Stored dataset items
━━━━━━━━━━━━━━━━

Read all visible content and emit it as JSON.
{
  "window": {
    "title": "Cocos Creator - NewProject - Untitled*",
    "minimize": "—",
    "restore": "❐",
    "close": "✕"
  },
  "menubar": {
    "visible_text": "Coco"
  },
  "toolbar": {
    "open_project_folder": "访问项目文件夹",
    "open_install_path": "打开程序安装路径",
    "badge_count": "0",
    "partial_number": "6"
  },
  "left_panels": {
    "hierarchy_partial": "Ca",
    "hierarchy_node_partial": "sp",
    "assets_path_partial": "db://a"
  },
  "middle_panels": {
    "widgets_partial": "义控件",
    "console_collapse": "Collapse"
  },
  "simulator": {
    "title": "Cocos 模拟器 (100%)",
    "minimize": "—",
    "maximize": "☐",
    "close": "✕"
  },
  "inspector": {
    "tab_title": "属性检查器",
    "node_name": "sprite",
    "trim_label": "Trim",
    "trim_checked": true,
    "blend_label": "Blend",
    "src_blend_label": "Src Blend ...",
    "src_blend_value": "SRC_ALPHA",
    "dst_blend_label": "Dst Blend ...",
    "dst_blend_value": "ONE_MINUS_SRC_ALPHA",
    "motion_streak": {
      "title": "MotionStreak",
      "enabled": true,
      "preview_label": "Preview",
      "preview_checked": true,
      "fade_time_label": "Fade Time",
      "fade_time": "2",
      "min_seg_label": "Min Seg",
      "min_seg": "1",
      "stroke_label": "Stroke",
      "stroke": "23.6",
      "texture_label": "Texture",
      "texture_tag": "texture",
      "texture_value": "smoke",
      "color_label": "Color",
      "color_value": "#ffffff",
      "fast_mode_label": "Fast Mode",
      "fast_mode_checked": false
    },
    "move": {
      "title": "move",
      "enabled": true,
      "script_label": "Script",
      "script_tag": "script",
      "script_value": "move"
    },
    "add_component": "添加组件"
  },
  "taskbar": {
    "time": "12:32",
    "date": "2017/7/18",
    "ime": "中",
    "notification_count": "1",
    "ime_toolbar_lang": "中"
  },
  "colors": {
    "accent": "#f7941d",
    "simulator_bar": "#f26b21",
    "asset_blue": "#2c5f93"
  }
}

━━━━━━━━━━━━━━━━

Aim of the task: Set every line of the listing down word for word.

Finished answer:
Read all visible content and emit it as JSON.
{
  "window": {
    "title": "Cocos Creator - NewProject - Untitled*",
    "minimize": "—",
    "restore": "❐",
    "close": "✕"
  },
  "menubar": {
    "visible_text": "Coco"
  },
  "toolbar": {
    "open_project_folder": "访问项目文件夹",
    "open_install_path": "打开程序安装路径",
    "badge_count": "0",
    "partial_number": "6"
  },
  "left_panels": {
    "hierarchy_partial": "Ca",
    "hierarchy_node_partial": "sp",
    "assets_path_partial": "db://a"
  },
  "middle_panels": {
    "widgets_partial": "义控件",
    "console_collapse": "Collapse"
  },
  "simulator": {
    "title": "Cocos 模拟器 (100%)",
    "minimize": "—",
    "maximize": "☐",
    "close": "✕"
  },
  "inspector": {
    "tab_title": "属性检查器",
    "node_name": "sprite",
    "trim_label": "Trim",
    "trim_checked": true,
    "blend_label": "Blend",
    "src_blend_label": "Src Blend ...",
    "src_blend_value": "SRC_ALPHA",
    "dst_blend_label": "Dst Blend ...",
    "dst_blend_value": "ONE_MINUS_SRC_ALPHA",
    "motion_streak": {
      "title": "MotionStreak",
      "enabled": true,
      "preview_label": "Preview",
      "preview_checked": true,
      "fade_time_label": "Fade Time",
      "fade_time": "2",
      "min_seg_label": "Min Seg",
      "min_seg": "1",
      "stroke_label": "Stroke",
      "stroke": "23.6",
      "texture_label": "Texture",
      "texture_tag": "texture",
      "texture_value": "smoke",
      "color_label": "Color",
      "color_value": "#ffffff",
      "fast_mode_label": "Fast Mode",
      "fast_mode_checked": false
    },
    "move": {
      "title": "move",
      "enabled": true,
      "script_label": "Script",
      "script_tag": "script",
      "script_value": "move"
    },
    "add_component": "添加组件"
  },
  "taskbar": {
    "time": "12:32",
    "date": "2017/7/18",
    "ime": "中",
    "notification_count": "1",
    "ime_toolbar_lang": "中"
  },
  "colors": {
    "accent": "#f7941d",
    "simulator_bar": "#f26b21",
    "asset_blue": "#2c5f93"
  }
}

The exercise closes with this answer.